DO THIS ▸
In the post below about a Calgary Reads fundraiser, list in order everything that "the letters on the page" are said to become.

SOURCE PASSAGE ▸
___
About ten days ago, I attended a Calgary Reads fundraiser The Big Book Club at Hotel Arts. It was
a great evening spending time with booklovers and hearing Will Schwalbe talk
about the writing of his book “The End of Your Life Book Club”. He wrote the
memoir as a result of spending time sharing books and conversation , in the
last two years of his dying mother’s life. The book is both joyful and sad, as
is most of the really meaningful stuff of life. The books they shared inspired,
provoked and challenged them and it brought them together in conversation,
ostensibly about the books but in reality about them. The letters on the page
blended into words that morphed into ideas and synthesized into imagination and
memories. They were richer for sharing the books and the conversation. I think
we all are richer when the chain from letters to imagination occurs.
I am a reader. Fifty books last year and twenty-three
already this year. Books have inspired, provoked and challenged me since the
magic key unlocked the reading chain. I don’t remember a time when I couldn’t
read, didn’t read. My kids and grandkids are mostly readers and I don’t
remember them ‘learning’ to read. I suspect that there was someone in my life
and theirs that opened the first spine and began gradually, gradually, and
suddenly opening the door to Tome Sawyer, Harry Potter, Sherlock Holmes, menus,
instructions, schoolwork but I can’t draw it from a time before reading.
___
MATERIAL PROVIDED ▸

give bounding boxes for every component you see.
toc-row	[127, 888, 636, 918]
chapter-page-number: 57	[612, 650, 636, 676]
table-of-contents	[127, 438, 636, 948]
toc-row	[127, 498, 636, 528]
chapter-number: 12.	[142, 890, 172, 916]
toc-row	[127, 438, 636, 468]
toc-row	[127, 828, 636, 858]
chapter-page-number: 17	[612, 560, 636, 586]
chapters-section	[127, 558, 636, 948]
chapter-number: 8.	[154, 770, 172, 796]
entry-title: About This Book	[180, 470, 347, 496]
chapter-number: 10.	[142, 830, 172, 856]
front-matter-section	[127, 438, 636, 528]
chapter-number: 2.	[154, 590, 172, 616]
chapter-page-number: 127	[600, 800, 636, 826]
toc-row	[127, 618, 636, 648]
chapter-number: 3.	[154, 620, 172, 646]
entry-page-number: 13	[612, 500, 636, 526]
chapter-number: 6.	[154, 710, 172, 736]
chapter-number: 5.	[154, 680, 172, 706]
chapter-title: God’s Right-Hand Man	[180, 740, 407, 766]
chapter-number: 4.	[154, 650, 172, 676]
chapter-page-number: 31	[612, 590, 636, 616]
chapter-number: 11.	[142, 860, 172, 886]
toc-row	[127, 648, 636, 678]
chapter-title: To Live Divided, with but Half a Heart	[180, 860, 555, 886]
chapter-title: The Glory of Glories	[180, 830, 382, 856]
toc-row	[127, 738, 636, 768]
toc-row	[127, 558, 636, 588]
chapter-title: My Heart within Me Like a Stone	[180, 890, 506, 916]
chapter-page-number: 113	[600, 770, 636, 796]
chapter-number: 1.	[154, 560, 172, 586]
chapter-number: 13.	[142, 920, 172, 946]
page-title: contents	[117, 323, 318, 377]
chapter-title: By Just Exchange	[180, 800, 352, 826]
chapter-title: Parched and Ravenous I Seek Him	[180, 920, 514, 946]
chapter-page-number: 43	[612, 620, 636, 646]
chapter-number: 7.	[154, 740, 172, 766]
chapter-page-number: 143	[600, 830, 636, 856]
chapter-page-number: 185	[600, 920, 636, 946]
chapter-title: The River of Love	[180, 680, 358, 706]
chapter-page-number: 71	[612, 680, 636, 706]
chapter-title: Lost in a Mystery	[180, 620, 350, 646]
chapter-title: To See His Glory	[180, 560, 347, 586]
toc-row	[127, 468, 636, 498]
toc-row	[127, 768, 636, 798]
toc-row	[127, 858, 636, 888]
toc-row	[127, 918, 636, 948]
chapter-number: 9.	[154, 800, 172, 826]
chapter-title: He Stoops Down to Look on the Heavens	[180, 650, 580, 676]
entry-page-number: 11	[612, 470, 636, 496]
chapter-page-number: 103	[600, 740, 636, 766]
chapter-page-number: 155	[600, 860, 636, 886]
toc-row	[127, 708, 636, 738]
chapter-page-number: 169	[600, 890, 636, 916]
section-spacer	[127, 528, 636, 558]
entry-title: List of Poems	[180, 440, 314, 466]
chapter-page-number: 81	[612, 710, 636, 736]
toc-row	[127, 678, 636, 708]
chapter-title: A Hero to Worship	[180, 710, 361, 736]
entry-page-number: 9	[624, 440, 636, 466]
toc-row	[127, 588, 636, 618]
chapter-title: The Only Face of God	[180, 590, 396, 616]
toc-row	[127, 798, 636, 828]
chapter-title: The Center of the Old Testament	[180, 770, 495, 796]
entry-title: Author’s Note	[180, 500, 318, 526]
___
REPLY TO THE EXERCISE ▸
Words, ideas, imagination, memories